- [PROBLEM REQUIREMENTS]: In the records below, pick out all lines containing the word "Agenda".

- [RECORDS PROVIDED]:
****************

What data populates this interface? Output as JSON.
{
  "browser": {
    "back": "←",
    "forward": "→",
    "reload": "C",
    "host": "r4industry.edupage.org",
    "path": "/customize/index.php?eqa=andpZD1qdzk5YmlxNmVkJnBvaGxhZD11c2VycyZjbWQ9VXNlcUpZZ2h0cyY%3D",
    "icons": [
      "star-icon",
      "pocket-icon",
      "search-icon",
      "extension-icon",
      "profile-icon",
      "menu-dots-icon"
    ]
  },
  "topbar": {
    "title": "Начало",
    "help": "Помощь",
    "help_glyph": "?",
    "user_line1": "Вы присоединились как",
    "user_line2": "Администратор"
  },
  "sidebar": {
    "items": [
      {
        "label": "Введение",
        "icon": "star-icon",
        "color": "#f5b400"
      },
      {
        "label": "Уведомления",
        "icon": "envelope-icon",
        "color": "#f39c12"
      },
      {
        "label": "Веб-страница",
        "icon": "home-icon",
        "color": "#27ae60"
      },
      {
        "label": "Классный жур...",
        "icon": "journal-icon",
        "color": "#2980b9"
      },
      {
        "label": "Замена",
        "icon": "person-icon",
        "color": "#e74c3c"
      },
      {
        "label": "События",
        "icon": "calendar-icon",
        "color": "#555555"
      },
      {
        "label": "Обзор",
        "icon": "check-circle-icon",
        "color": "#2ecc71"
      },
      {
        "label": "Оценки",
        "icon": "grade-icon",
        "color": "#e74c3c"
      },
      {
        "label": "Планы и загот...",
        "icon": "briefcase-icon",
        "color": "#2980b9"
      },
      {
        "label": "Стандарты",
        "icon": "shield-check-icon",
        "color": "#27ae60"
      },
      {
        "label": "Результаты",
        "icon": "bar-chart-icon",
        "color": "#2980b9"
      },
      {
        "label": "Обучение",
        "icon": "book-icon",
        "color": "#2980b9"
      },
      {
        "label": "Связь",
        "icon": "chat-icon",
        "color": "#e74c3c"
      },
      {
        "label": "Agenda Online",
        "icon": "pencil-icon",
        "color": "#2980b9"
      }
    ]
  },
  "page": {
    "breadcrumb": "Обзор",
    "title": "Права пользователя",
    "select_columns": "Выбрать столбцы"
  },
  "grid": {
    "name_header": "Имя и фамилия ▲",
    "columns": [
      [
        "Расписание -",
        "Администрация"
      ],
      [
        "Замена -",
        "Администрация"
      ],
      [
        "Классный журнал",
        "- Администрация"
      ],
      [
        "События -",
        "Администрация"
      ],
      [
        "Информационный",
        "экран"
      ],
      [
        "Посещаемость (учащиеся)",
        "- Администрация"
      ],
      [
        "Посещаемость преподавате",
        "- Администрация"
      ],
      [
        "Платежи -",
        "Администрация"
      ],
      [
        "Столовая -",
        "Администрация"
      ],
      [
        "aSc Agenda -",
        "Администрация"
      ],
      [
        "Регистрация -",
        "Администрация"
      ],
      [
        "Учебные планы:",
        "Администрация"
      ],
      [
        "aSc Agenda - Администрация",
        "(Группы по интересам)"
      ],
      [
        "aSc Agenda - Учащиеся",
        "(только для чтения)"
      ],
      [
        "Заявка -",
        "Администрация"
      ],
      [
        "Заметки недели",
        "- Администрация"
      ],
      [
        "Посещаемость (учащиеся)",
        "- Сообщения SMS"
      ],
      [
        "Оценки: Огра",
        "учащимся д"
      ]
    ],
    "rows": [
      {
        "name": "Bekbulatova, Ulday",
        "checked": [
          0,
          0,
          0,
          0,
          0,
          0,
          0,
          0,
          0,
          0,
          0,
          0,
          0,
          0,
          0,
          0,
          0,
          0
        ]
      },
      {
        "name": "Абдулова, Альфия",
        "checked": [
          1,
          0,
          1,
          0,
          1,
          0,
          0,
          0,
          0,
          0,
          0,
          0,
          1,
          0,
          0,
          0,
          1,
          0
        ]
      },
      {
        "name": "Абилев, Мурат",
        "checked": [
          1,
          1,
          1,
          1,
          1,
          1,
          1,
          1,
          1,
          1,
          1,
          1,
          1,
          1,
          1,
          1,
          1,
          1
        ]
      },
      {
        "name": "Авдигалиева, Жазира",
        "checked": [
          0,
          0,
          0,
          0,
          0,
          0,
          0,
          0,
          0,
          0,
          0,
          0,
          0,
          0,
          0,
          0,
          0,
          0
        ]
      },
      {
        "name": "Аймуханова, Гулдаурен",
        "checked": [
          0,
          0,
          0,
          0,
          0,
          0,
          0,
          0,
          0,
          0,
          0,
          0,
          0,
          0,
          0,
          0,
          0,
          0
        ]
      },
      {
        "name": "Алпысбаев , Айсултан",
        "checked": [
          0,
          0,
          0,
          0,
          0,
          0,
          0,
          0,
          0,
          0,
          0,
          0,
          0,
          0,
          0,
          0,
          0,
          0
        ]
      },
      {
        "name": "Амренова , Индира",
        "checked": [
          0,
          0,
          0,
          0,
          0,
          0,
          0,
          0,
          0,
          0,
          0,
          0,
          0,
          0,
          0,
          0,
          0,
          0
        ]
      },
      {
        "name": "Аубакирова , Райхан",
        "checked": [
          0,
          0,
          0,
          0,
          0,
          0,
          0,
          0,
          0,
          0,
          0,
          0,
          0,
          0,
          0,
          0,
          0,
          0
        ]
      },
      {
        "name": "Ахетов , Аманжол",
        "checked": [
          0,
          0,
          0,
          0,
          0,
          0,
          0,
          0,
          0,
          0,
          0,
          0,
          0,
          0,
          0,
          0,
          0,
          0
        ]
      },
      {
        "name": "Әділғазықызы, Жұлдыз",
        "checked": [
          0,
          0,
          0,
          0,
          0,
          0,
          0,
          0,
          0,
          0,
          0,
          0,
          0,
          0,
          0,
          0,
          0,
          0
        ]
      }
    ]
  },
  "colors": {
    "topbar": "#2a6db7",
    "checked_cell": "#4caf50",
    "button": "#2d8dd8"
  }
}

****************

- [TASK OUTPUT]:
        "label": "Agenda Online",
        "aSc Agenda -",
        "aSc Agenda - Администрация",
        "aSc Agenda - Учащиеся",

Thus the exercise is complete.